▸ INPUT
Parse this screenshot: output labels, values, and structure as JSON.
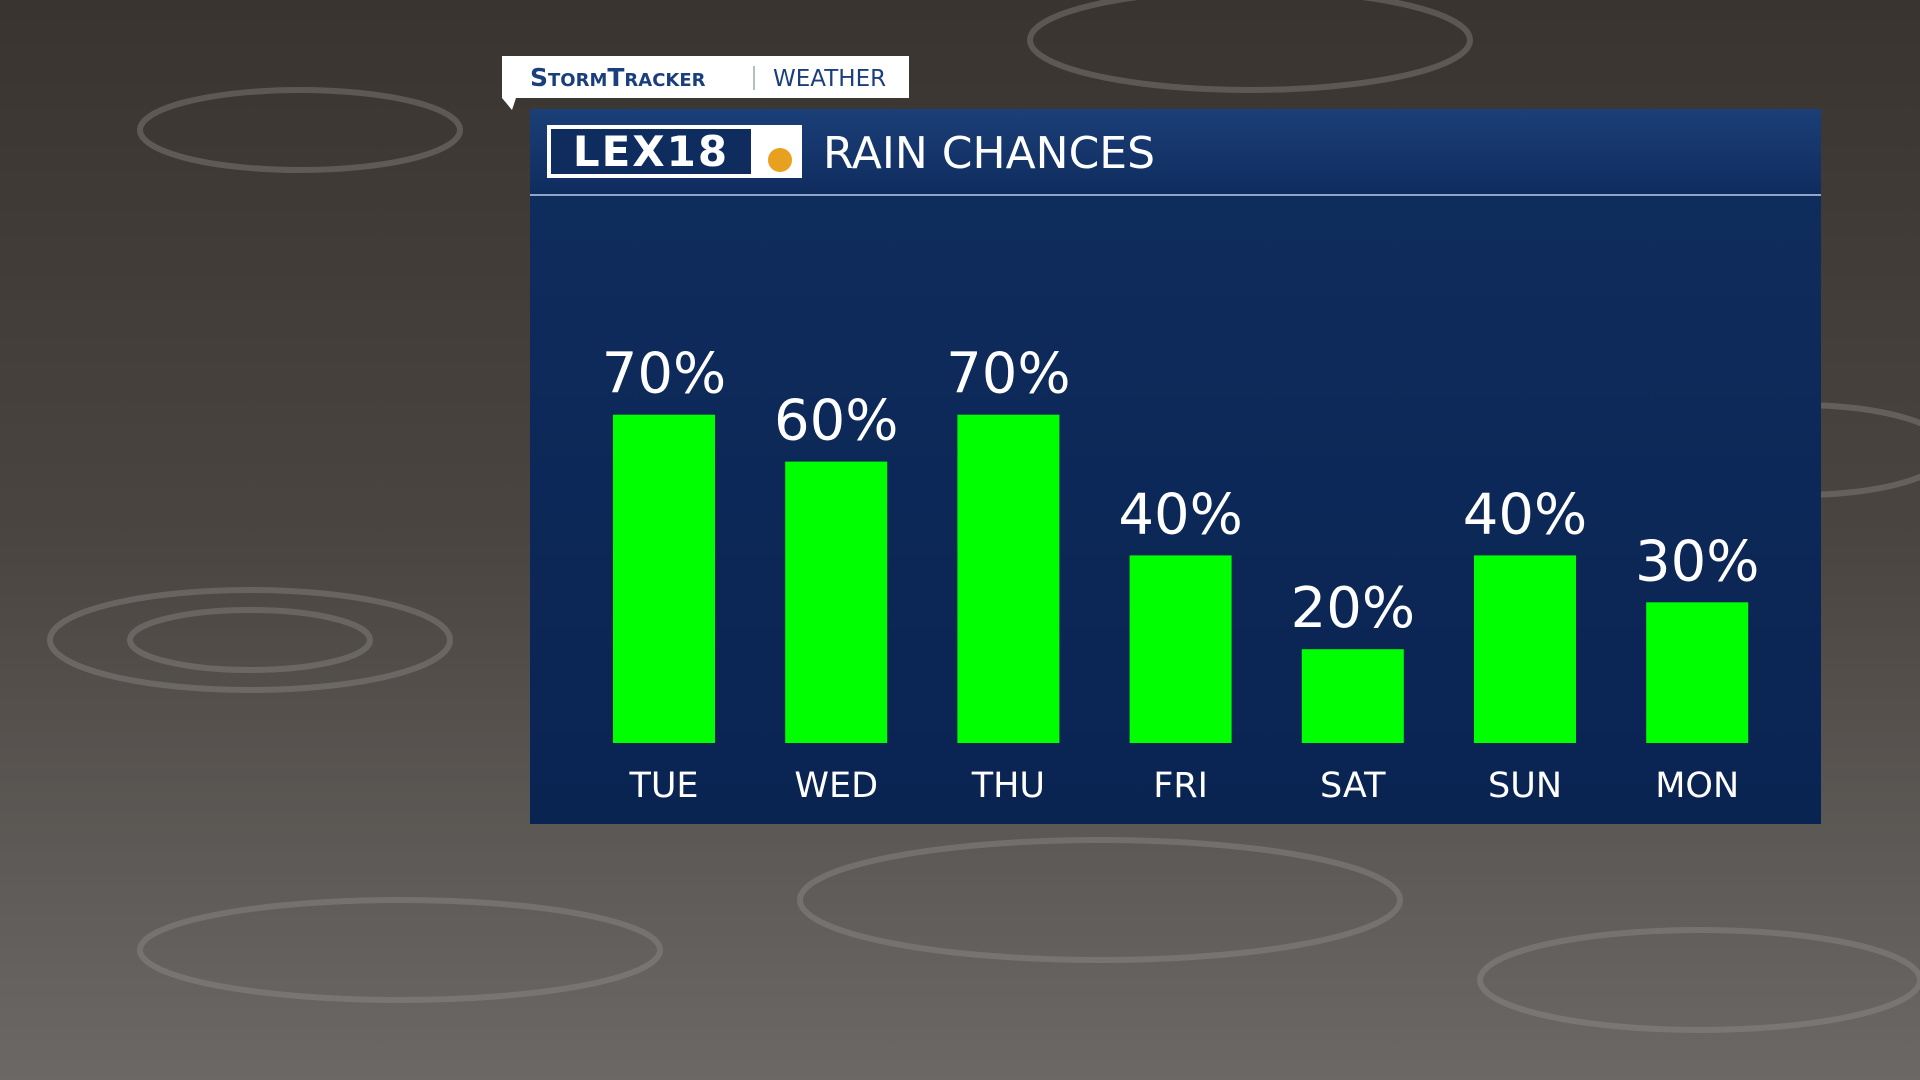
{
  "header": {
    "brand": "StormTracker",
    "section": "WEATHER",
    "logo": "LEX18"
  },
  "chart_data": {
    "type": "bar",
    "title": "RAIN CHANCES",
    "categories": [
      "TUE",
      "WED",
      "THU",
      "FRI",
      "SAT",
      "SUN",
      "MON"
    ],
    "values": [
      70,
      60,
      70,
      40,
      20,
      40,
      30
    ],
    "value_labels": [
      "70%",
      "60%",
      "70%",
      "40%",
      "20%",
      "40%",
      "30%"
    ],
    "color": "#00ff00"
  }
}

---

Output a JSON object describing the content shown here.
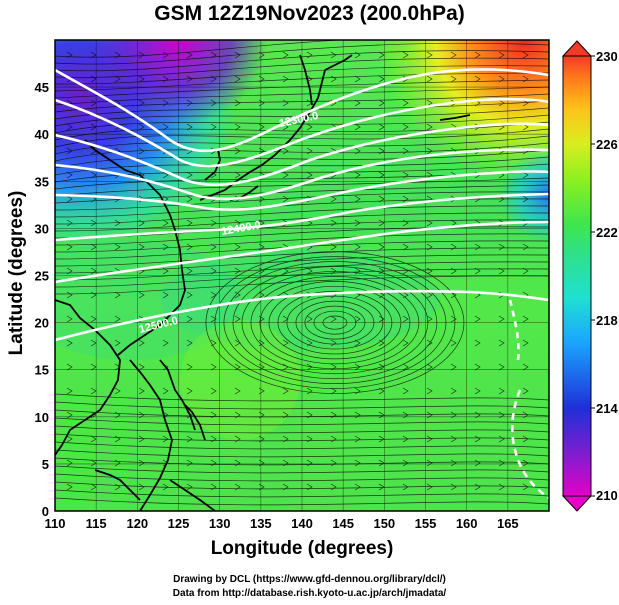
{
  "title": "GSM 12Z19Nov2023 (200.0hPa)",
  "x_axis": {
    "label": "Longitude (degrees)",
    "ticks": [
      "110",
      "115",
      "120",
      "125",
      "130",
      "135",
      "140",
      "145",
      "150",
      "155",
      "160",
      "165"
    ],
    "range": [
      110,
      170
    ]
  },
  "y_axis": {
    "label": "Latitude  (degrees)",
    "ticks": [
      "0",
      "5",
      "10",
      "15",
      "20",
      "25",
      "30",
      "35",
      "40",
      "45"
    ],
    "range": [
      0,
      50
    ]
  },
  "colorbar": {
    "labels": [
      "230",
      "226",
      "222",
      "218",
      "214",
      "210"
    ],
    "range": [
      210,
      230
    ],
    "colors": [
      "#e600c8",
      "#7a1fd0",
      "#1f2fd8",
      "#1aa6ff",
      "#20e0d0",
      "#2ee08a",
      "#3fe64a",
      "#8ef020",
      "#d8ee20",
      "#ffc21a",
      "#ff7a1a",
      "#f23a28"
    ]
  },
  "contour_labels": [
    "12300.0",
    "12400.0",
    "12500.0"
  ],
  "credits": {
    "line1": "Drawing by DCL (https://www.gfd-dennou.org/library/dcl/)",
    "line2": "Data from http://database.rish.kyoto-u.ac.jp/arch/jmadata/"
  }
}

==

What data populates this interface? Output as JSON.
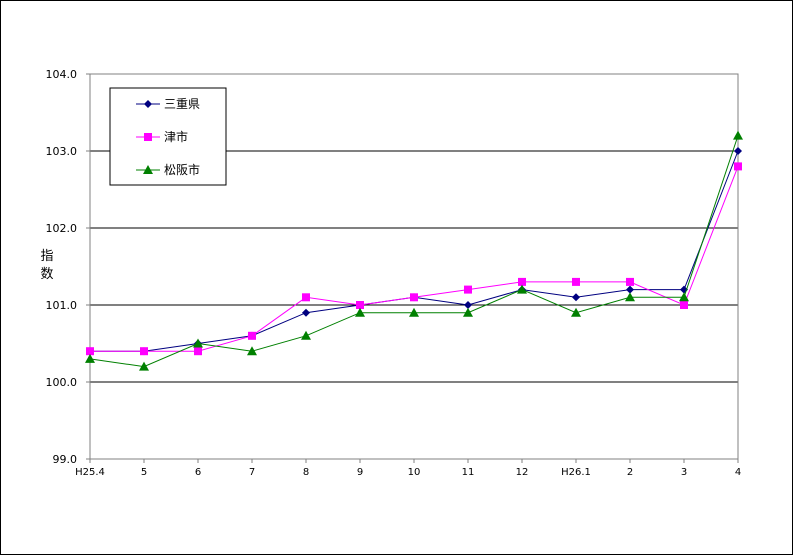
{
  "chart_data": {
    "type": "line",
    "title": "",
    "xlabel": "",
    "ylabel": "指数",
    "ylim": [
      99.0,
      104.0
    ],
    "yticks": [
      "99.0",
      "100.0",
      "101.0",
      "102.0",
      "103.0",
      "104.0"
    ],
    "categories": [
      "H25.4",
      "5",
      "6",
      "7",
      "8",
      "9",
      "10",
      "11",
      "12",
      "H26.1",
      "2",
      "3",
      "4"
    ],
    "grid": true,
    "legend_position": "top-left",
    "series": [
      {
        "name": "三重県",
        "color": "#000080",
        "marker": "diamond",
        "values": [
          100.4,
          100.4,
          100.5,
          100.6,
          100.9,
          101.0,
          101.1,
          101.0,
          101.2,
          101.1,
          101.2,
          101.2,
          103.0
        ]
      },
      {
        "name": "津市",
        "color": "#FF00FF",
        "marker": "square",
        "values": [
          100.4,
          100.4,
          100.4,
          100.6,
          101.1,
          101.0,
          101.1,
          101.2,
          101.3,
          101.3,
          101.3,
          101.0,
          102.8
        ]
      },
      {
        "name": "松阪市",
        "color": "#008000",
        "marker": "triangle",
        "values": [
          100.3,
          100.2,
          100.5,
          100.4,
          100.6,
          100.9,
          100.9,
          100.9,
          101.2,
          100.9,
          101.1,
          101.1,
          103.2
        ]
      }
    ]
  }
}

▸ YOUR OBJECTIVE
Copy out each line that contains the word "degrees".

▸ FULL OUTPUT
    "label": "Longitude (degrees)",
    "label": "Latitude  (degrees)",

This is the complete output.